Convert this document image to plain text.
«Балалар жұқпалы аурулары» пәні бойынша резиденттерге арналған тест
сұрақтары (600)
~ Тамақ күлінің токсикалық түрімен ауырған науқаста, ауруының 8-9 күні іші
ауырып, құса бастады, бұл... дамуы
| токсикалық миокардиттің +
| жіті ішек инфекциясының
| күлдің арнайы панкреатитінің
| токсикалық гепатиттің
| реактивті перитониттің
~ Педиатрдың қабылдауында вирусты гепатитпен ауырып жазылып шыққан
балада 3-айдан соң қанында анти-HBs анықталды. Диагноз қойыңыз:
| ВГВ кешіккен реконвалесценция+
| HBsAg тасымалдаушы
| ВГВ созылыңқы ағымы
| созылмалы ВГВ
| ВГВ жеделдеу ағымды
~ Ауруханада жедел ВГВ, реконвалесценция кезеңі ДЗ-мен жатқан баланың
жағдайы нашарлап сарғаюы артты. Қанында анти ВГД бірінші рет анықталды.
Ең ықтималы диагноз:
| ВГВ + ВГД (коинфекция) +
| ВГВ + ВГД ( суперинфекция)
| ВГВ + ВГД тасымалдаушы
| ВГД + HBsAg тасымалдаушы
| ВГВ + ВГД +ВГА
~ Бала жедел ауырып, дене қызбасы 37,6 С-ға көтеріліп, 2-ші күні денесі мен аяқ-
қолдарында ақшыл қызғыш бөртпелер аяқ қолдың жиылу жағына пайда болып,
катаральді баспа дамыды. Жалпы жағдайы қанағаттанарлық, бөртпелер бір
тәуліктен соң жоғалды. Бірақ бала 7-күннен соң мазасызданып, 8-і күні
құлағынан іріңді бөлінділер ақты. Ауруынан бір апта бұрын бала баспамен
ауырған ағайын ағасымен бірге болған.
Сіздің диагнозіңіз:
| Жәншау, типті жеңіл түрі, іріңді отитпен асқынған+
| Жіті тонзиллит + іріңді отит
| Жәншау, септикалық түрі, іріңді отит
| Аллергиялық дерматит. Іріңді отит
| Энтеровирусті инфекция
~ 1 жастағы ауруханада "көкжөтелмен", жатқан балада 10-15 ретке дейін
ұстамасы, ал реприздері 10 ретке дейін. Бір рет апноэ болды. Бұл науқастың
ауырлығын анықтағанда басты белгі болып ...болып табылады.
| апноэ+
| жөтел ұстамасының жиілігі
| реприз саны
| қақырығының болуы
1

----------

*Required work*:
Could you quote the material above in full, exactly as it stands?

*Complete response*:
Convert this document image to plain text.
«Балалар жұқпалы аурулары» пәні бойынша резиденттерге арналған тест
сұрақтары (600)
~ Тамақ күлінің токсикалық түрімен ауырған науқаста, ауруының 8-9 күні іші
ауырып, құса бастады, бұл... дамуы
| токсикалық миокардиттің +
| жіті ішек инфекциясының
| күлдің арнайы панкреатитінің
| токсикалық гепатиттің
| реактивті перитониттің
~ Педиатрдың қабылдауында вирусты гепатитпен ауырып жазылып шыққан
балада 3-айдан соң қанында анти-HBs анықталды. Диагноз қойыңыз:
| ВГВ кешіккен реконвалесценция+
| HBsAg тасымалдаушы
| ВГВ созылыңқы ағымы
| созылмалы ВГВ
| ВГВ жеделдеу ағымды
~ Ауруханада жедел ВГВ, реконвалесценция кезеңі ДЗ-мен жатқан баланың
жағдайы нашарлап сарғаюы артты. Қанында анти ВГД бірінші рет анықталды.
Ең ықтималы диагноз:
| ВГВ + ВГД (коинфекция) +
| ВГВ + ВГД ( суперинфекция)
| ВГВ + ВГД тасымалдаушы
| ВГД + HBsAg тасымалдаушы
| ВГВ + ВГД +ВГА
~ Бала жедел ауырып, дене қызбасы 37,6 С-ға көтеріліп, 2-ші күні денесі мен аяқ-
қолдарында ақшыл қызғыш бөртпелер аяқ қолдың жиылу жағына пайда болып,
катаральді баспа дамыды. Жалпы жағдайы қанағаттанарлық, бөртпелер бір
тәуліктен соң жоғалды. Бірақ бала 7-күннен соң мазасызданып, 8-і күні
құлағынан іріңді бөлінділер ақты. Ауруынан бір апта бұрын бала баспамен
ауырған ағайын ағасымен бірге болған.
Сіздің диагнозіңіз:
| Жәншау, типті жеңіл түрі, іріңді отитпен асқынған+
| Жіті тонзиллит + іріңді отит
| Жәншау, септикалық түрі, іріңді отит
| Аллергиялық дерматит. Іріңді отит
| Энтеровирусті инфекция
~ 1 жастағы ауруханада "көкжөтелмен", жатқан балада 10-15 ретке дейін
ұстамасы, ал реприздері 10 ретке дейін. Бір рет апноэ болды. Бұл науқастың
ауырлығын анықтағанда басты белгі болып ...болып табылады.
| апноэ+
| жөтел ұстамасының жиілігі
| реприз саны
| қақырығының болуы
1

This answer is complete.